* begin Records *
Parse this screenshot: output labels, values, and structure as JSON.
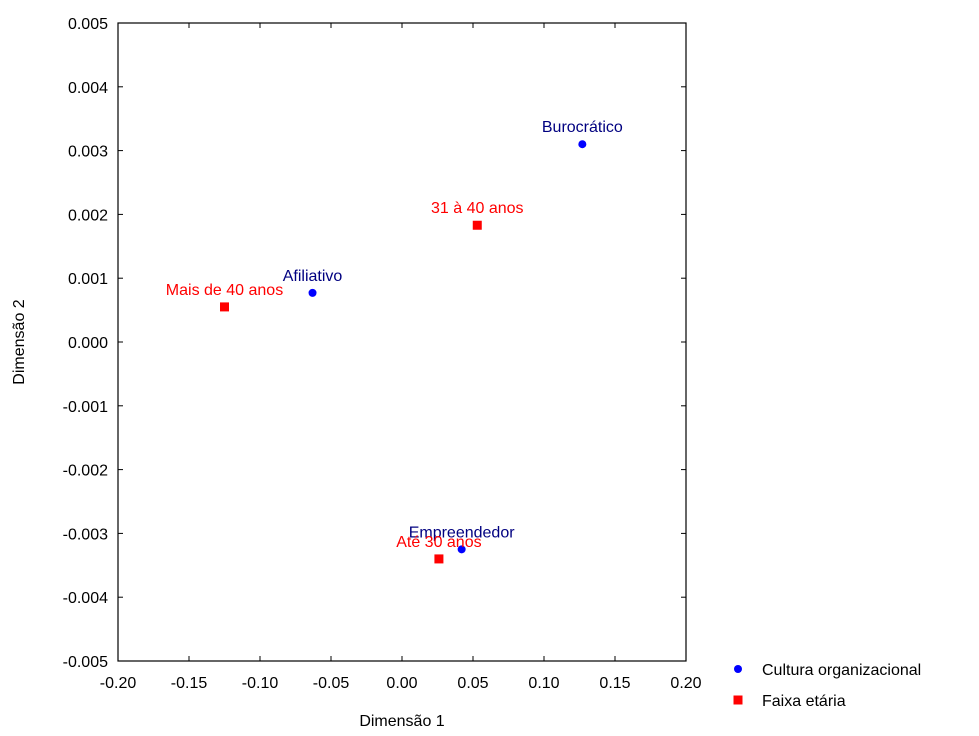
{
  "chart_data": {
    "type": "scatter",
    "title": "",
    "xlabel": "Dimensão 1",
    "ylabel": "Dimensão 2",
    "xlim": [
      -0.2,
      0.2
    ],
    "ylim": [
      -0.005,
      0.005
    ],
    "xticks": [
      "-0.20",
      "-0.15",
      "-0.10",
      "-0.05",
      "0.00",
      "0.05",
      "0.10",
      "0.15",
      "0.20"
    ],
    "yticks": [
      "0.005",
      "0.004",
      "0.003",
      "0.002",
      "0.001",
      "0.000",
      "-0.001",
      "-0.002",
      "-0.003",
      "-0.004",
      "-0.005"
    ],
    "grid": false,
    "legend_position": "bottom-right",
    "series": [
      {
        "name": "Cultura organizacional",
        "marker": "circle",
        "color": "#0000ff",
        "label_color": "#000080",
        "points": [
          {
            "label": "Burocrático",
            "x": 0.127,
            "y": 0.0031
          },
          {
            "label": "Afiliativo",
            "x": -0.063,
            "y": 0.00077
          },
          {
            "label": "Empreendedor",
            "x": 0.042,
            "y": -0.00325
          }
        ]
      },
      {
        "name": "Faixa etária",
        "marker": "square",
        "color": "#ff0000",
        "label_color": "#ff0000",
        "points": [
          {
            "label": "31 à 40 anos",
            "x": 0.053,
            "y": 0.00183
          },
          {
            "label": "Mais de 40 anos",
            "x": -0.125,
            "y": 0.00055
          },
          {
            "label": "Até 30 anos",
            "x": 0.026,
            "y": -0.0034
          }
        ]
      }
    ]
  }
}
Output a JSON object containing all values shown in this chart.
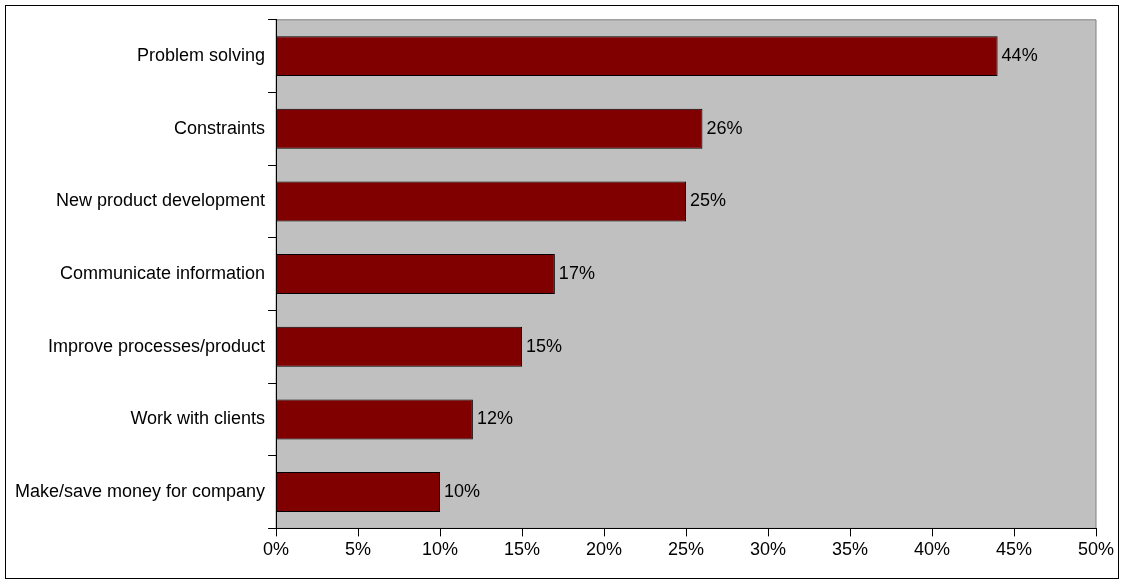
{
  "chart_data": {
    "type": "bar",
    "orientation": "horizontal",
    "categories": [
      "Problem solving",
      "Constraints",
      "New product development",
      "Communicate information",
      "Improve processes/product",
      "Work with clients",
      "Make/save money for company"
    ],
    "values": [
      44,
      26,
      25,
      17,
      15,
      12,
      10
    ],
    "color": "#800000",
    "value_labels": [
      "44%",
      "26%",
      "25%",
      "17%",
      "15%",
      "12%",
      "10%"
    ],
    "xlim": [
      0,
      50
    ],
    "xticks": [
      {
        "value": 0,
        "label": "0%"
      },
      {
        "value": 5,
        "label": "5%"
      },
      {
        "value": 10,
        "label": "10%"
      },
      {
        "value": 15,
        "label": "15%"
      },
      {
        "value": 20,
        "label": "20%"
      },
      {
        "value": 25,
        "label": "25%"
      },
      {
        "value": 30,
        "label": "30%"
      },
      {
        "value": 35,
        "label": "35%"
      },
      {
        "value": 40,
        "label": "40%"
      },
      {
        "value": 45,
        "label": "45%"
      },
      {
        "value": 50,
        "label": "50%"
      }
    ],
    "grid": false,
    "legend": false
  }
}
* end Records *
§ Your objective
What you return should match the records above word for word, minus the pictures.

§ Answer to this problem
Parse this screenshot: output labels, values, and structure as JSON.
{
  "chart_data": {
    "type": "scatter",
    "title": "",
    "xlabel": "Dimensão 1",
    "ylabel": "Dimensão 2",
    "xlim": [
      -0.2,
      0.2
    ],
    "ylim": [
      -0.005,
      0.005
    ],
    "xticks": [
      "-0.20",
      "-0.15",
      "-0.10",
      "-0.05",
      "0.00",
      "0.05",
      "0.10",
      "0.15",
      "0.20"
    ],
    "yticks": [
      "0.005",
      "0.004",
      "0.003",
      "0.002",
      "0.001",
      "0.000",
      "-0.001",
      "-0.002",
      "-0.003",
      "-0.004",
      "-0.005"
    ],
    "grid": false,
    "legend_position": "bottom-right",
    "series": [
      {
        "name": "Cultura organizacional",
        "marker": "circle",
        "color": "#0000ff",
        "label_color": "#000080",
        "points": [
          {
            "label": "Burocrático",
            "x": 0.127,
            "y": 0.0031
          },
          {
            "label": "Afiliativo",
            "x": -0.063,
            "y": 0.00077
          },
          {
            "label": "Empreendedor",
            "x": 0.042,
            "y": -0.00325
          }
        ]
      },
      {
        "name": "Faixa etária",
        "marker": "square",
        "color": "#ff0000",
        "label_color": "#ff0000",
        "points": [
          {
            "label": "31 à 40 anos",
            "x": 0.053,
            "y": 0.00183
          },
          {
            "label": "Mais de 40 anos",
            "x": -0.125,
            "y": 0.00055
          },
          {
            "label": "Até 30 anos",
            "x": 0.026,
            "y": -0.0034
          }
        ]
      }
    ]
  }
}
Output a JSON object containing all values shown in this chart.
{
  "chart_data": {
    "type": "bar",
    "orientation": "horizontal",
    "categories": [
      "Problem solving",
      "Constraints",
      "New product development",
      "Communicate information",
      "Improve processes/product",
      "Work with clients",
      "Make/save money for company"
    ],
    "values": [
      44,
      26,
      25,
      17,
      15,
      12,
      10
    ],
    "color": "#800000",
    "value_labels": [
      "44%",
      "26%",
      "25%",
      "17%",
      "15%",
      "12%",
      "10%"
    ],
    "xlim": [
      0,
      50
    ],
    "xticks": [
      {
        "value": 0,
        "label": "0%"
      },
      {
        "value": 5,
        "label": "5%"
      },
      {
        "value": 10,
        "label": "10%"
      },
      {
        "value": 15,
        "label": "15%"
      },
      {
        "value": 20,
        "label": "20%"
      },
      {
        "value": 25,
        "label": "25%"
      },
      {
        "value": 30,
        "label": "30%"
      },
      {
        "value": 35,
        "label": "35%"
      },
      {
        "value": 40,
        "label": "40%"
      },
      {
        "value": 45,
        "label": "45%"
      },
      {
        "value": 50,
        "label": "50%"
      }
    ],
    "grid": false,
    "legend": false
  }
}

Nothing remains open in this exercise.